Locate every line below that contains the word "Leaves" and copy it.

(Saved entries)
********************

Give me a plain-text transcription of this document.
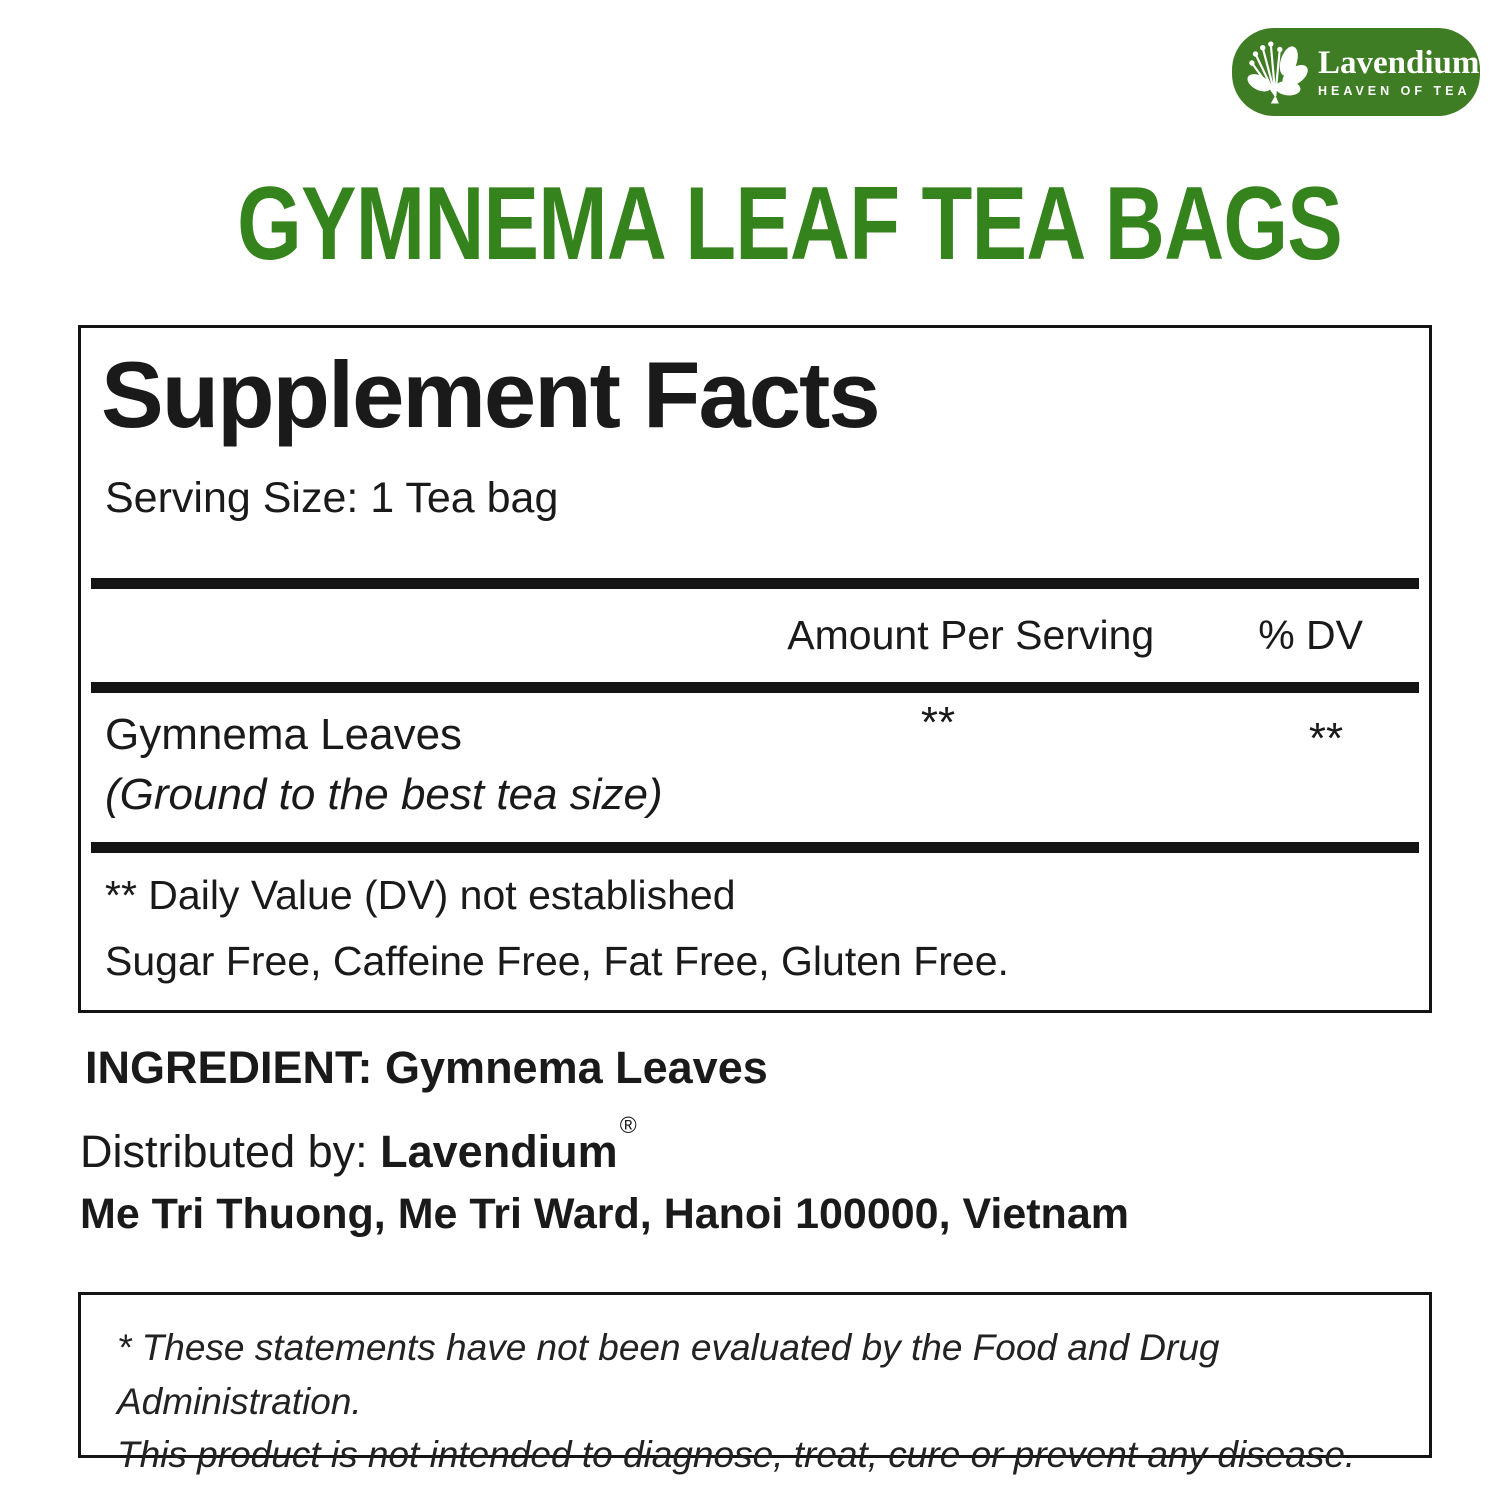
Lavendium
HEAVEN OF TEA
GYMNEMA LEAF TEA BAGS
Supplement Facts
Serving Size: 1 Tea bag
Amount Per Serving	% DV
Gymnema Leaves	**	**
(Ground to the best tea size)
** Daily Value (DV) not established
Sugar Free, Caffeine Free, Fat Free, Gluten Free.
INGREDIENT: Gymnema Leaves
Distributed by: Lavendium®
Me Tri Thuong, Me Tri Ward, Hanoi 100000, Vietnam
* These statements have not been evaluated by the Food and Drug Administration.
This product is not intended to diagnose, treat, cure or prevent any disease.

********************

**Problem solution:**
Gymnema Leaves	**	**
INGREDIENT: Gymnema Leaves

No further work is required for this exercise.